WHAT NEEDS TO BE DONE: Write out all of the entries exactly as given.

DATASET:
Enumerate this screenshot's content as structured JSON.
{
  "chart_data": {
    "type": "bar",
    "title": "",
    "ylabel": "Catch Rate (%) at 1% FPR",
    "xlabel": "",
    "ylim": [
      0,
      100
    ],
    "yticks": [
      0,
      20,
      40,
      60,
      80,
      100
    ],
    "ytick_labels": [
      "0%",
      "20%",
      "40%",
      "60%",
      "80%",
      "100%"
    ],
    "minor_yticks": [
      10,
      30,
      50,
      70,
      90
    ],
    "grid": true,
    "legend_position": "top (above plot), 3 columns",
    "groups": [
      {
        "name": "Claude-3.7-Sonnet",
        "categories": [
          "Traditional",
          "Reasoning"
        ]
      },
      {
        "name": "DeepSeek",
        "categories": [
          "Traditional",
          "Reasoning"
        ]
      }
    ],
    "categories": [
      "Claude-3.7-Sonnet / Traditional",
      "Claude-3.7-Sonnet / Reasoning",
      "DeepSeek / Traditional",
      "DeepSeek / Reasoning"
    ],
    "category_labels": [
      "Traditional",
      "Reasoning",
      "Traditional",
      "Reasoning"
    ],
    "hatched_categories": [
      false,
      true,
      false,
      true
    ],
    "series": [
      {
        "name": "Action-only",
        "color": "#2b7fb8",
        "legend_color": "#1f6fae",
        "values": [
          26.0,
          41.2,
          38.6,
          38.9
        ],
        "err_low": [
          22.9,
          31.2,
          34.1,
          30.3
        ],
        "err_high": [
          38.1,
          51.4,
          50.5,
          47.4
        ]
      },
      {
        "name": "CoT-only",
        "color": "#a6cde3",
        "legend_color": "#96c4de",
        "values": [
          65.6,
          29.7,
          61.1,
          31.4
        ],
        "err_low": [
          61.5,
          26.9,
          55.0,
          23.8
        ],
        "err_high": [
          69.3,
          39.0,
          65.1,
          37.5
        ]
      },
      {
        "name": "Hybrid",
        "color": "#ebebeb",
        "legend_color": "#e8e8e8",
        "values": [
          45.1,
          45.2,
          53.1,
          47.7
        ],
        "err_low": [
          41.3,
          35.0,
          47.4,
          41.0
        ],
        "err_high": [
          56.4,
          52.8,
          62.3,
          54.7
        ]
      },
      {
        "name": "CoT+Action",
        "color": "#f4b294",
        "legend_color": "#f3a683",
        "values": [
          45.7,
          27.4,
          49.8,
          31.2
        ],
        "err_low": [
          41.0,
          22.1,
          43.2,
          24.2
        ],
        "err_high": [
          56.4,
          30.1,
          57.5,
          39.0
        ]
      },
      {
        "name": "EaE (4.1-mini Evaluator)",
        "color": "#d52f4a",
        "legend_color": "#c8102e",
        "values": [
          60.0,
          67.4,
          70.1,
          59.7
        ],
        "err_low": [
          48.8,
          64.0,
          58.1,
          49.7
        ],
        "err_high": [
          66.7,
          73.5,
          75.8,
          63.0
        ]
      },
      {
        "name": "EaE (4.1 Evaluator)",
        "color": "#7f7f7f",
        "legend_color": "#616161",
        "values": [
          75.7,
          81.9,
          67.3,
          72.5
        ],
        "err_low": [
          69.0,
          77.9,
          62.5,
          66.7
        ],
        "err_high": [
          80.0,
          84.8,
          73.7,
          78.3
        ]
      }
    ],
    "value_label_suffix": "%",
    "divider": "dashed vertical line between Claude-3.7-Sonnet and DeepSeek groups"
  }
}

FULL ANSWER:
Enumerate this screenshot's content as structured JSON.
{
  "chart_data": {
    "type": "bar",
    "title": "",
    "ylabel": "Catch Rate (%) at 1% FPR",
    "xlabel": "",
    "ylim": [
      0,
      100
    ],
    "yticks": [
      0,
      20,
      40,
      60,
      80,
      100
    ],
    "ytick_labels": [
      "0%",
      "20%",
      "40%",
      "60%",
      "80%",
      "100%"
    ],
    "minor_yticks": [
      10,
      30,
      50,
      70,
      90
    ],
    "grid": true,
    "legend_position": "top (above plot), 3 columns",
    "groups": [
      {
        "name": "Claude-3.7-Sonnet",
        "categories": [
          "Traditional",
          "Reasoning"
        ]
      },
      {
        "name": "DeepSeek",
        "categories": [
          "Traditional",
          "Reasoning"
        ]
      }
    ],
    "categories": [
      "Claude-3.7-Sonnet / Traditional",
      "Claude-3.7-Sonnet / Reasoning",
      "DeepSeek / Traditional",
      "DeepSeek / Reasoning"
    ],
    "category_labels": [
      "Traditional",
      "Reasoning",
      "Traditional",
      "Reasoning"
    ],
    "hatched_categories": [
      false,
      true,
      false,
      true
    ],
    "series": [
      {
        "name": "Action-only",
        "color": "#2b7fb8",
        "legend_color": "#1f6fae",
        "values": [
          26.0,
          41.2,
          38.6,
          38.9
        ],
        "err_low": [
          22.9,
          31.2,
          34.1,
          30.3
        ],
        "err_high": [
          38.1,
          51.4,
          50.5,
          47.4
        ]
      },
      {
        "name": "CoT-only",
        "color": "#a6cde3",
        "legend_color": "#96c4de",
        "values": [
          65.6,
          29.7,
          61.1,
          31.4
        ],
        "err_low": [
          61.5,
          26.9,
          55.0,
          23.8
        ],
        "err_high": [
          69.3,
          39.0,
          65.1,
          37.5
        ]
      },
      {
        "name": "Hybrid",
        "color": "#ebebeb",
        "legend_color": "#e8e8e8",
        "values": [
          45.1,
          45.2,
          53.1,
          47.7
        ],
        "err_low": [
          41.3,
          35.0,
          47.4,
          41.0
        ],
        "err_high": [
          56.4,
          52.8,
          62.3,
          54.7
        ]
      },
      {
        "name": "CoT+Action",
        "color": "#f4b294",
        "legend_color": "#f3a683",
        "values": [
          45.7,
          27.4,
          49.8,
          31.2
        ],
        "err_low": [
          41.0,
          22.1,
          43.2,
          24.2
        ],
        "err_high": [
          56.4,
          30.1,
          57.5,
          39.0
        ]
      },
      {
        "name": "EaE (4.1-mini Evaluator)",
        "color": "#d52f4a",
        "legend_color": "#c8102e",
        "values": [
          60.0,
          67.4,
          70.1,
          59.7
        ],
        "err_low": [
          48.8,
          64.0,
          58.1,
          49.7
        ],
        "err_high": [
          66.7,
          73.5,
          75.8,
          63.0
        ]
      },
      {
        "name": "EaE (4.1 Evaluator)",
        "color": "#7f7f7f",
        "legend_color": "#616161",
        "values": [
          75.7,
          81.9,
          67.3,
          72.5
        ],
        "err_low": [
          69.0,
          77.9,
          62.5,
          66.7
        ],
        "err_high": [
          80.0,
          84.8,
          73.7,
          78.3
        ]
      }
    ],
    "value_label_suffix": "%",
    "divider": "dashed vertical line between Claude-3.7-Sonnet and DeepSeek groups"
  }
}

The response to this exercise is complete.